• [RAW DATA]
○ ○ ○ ○ ○ ○ ○

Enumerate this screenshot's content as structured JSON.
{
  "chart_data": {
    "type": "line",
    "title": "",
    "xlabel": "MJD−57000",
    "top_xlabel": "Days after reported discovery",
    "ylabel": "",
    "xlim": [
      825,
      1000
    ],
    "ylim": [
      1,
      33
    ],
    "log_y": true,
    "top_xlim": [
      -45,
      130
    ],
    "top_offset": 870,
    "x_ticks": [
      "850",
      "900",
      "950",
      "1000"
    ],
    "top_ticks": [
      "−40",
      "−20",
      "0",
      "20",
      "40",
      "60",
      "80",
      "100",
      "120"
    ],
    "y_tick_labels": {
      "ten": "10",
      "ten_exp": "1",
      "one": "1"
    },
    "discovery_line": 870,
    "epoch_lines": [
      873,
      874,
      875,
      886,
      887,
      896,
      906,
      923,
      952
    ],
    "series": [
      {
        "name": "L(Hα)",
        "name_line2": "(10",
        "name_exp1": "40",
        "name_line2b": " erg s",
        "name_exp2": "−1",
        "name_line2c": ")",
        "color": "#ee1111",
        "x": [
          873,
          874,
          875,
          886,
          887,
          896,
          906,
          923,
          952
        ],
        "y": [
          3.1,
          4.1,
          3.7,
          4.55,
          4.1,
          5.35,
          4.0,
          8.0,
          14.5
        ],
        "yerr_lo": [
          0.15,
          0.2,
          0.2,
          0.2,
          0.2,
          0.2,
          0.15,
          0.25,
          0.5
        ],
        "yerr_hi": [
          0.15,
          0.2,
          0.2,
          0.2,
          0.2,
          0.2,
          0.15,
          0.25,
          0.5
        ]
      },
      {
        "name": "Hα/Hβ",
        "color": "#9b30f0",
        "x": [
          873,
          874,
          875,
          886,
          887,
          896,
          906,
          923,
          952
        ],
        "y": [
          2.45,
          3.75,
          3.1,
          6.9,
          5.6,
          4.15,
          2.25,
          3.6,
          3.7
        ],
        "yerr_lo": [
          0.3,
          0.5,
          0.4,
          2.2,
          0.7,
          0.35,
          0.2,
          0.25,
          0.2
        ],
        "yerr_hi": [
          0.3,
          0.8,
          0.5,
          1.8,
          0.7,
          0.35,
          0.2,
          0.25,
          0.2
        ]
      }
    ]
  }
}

○ ○ ○ ○ ○ ○ ○

• [CHALLENGE]
Reproduce the material verbatim, line by line.

• [SOLUTION]
Enumerate this screenshot's content as structured JSON.
{
  "chart_data": {
    "type": "line",
    "title": "",
    "xlabel": "MJD−57000",
    "top_xlabel": "Days after reported discovery",
    "ylabel": "",
    "xlim": [
      825,
      1000
    ],
    "ylim": [
      1,
      33
    ],
    "log_y": true,
    "top_xlim": [
      -45,
      130
    ],
    "top_offset": 870,
    "x_ticks": [
      "850",
      "900",
      "950",
      "1000"
    ],
    "top_ticks": [
      "−40",
      "−20",
      "0",
      "20",
      "40",
      "60",
      "80",
      "100",
      "120"
    ],
    "y_tick_labels": {
      "ten": "10",
      "ten_exp": "1",
      "one": "1"
    },
    "discovery_line": 870,
    "epoch_lines": [
      873,
      874,
      875,
      886,
      887,
      896,
      906,
      923,
      952
    ],
    "series": [
      {
        "name": "L(Hα)",
        "name_line2": "(10",
        "name_exp1": "40",
        "name_line2b": " erg s",
        "name_exp2": "−1",
        "name_line2c": ")",
        "color": "#ee1111",
        "x": [
          873,
          874,
          875,
          886,
          887,
          896,
          906,
          923,
          952
        ],
        "y": [
          3.1,
          4.1,
          3.7,
          4.55,
          4.1,
          5.35,
          4.0,
          8.0,
          14.5
        ],
        "yerr_lo": [
          0.15,
          0.2,
          0.2,
          0.2,
          0.2,
          0.2,
          0.15,
          0.25,
          0.5
        ],
        "yerr_hi": [
          0.15,
          0.2,
          0.2,
          0.2,
          0.2,
          0.2,
          0.15,
          0.25,
          0.5
        ]
      },
      {
        "name": "Hα/Hβ",
        "color": "#9b30f0",
        "x": [
          873,
          874,
          875,
          886,
          887,
          896,
          906,
          923,
          952
        ],
        "y": [
          2.45,
          3.75,
          3.1,
          6.9,
          5.6,
          4.15,
          2.25,
          3.6,
          3.7
        ],
        "yerr_lo": [
          0.3,
          0.5,
          0.4,
          2.2,
          0.7,
          0.35,
          0.2,
          0.25,
          0.2
        ],
        "yerr_hi": [
          0.3,
          0.8,
          0.5,
          1.8,
          0.7,
          0.35,
          0.2,
          0.25,
          0.2
        ]
      }
    ]
  }
}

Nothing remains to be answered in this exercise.